The request:
Reproduce the listing below character for character; drop every image.
## start Task inputs
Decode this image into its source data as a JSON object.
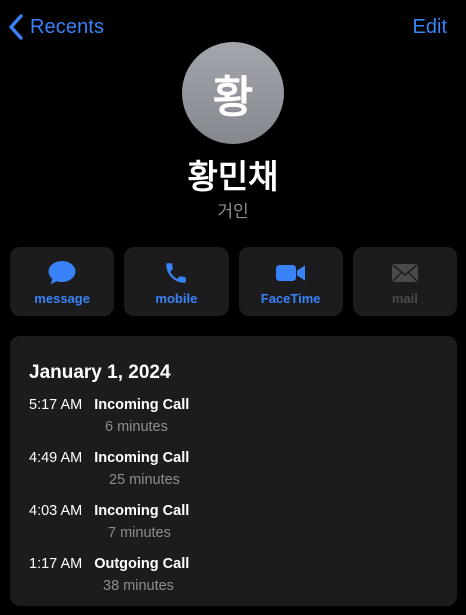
{
  "nav": {
    "back_label": "Recents",
    "edit_label": "Edit"
  },
  "contact": {
    "initial": "황",
    "name": "황민채",
    "subtitle": "거인"
  },
  "actions": [
    {
      "label": "message",
      "icon": "message-bubble-icon",
      "enabled": true
    },
    {
      "label": "mobile",
      "icon": "phone-icon",
      "enabled": true
    },
    {
      "label": "FaceTime",
      "icon": "video-camera-icon",
      "enabled": true
    },
    {
      "label": "mail",
      "icon": "envelope-icon",
      "enabled": false
    }
  ],
  "history": {
    "date": "January 1, 2024",
    "calls": [
      {
        "time": "5:17 AM",
        "type": "Incoming Call",
        "duration": "6 minutes"
      },
      {
        "time": "4:49 AM",
        "type": "Incoming Call",
        "duration": "25 minutes"
      },
      {
        "time": "4:03 AM",
        "type": "Incoming Call",
        "duration": "7 minutes"
      },
      {
        "time": "1:17 AM",
        "type": "Outgoing Call",
        "duration": "38 minutes"
      }
    ]
  },
  "colors": {
    "accent": "#3a82f7",
    "background": "#000000",
    "card": "#1c1c1e",
    "secondary_text": "#8d8d92",
    "disabled": "#4a4a4d",
    "avatar": "#8e9197"
  }
}
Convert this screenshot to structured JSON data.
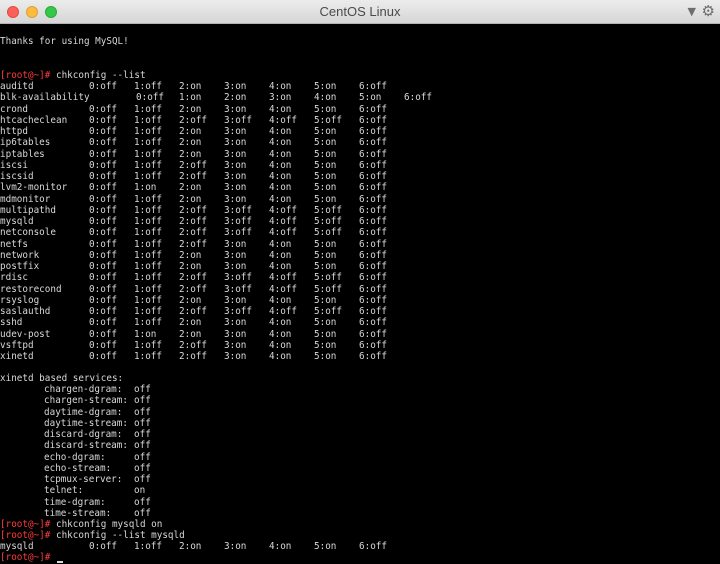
## end Task inputs
Worked answer:
Decode this image into its source data as a JSON object.
{
  "nav": {
    "back_label": "Recents",
    "edit_label": "Edit"
  },
  "contact": {
    "initial": "황",
    "name": "황민채",
    "subtitle": "거인"
  },
  "actions": [
    {
      "label": "message",
      "icon": "message-bubble-icon",
      "enabled": true
    },
    {
      "label": "mobile",
      "icon": "phone-icon",
      "enabled": true
    },
    {
      "label": "FaceTime",
      "icon": "video-camera-icon",
      "enabled": true
    },
    {
      "label": "mail",
      "icon": "envelope-icon",
      "enabled": false
    }
  ],
  "history": {
    "date": "January 1, 2024",
    "calls": [
      {
        "time": "5:17 AM",
        "type": "Incoming Call",
        "duration": "6 minutes"
      },
      {
        "time": "4:49 AM",
        "type": "Incoming Call",
        "duration": "25 minutes"
      },
      {
        "time": "4:03 AM",
        "type": "Incoming Call",
        "duration": "7 minutes"
      },
      {
        "time": "1:17 AM",
        "type": "Outgoing Call",
        "duration": "38 minutes"
      }
    ]
  },
  "colors": {
    "accent": "#3a82f7",
    "background": "#000000",
    "card": "#1c1c1e",
    "secondary_text": "#8d8d92",
    "disabled": "#4a4a4d",
    "avatar": "#8e9197"
  }
}
Convert this screenshot to structured JSON data.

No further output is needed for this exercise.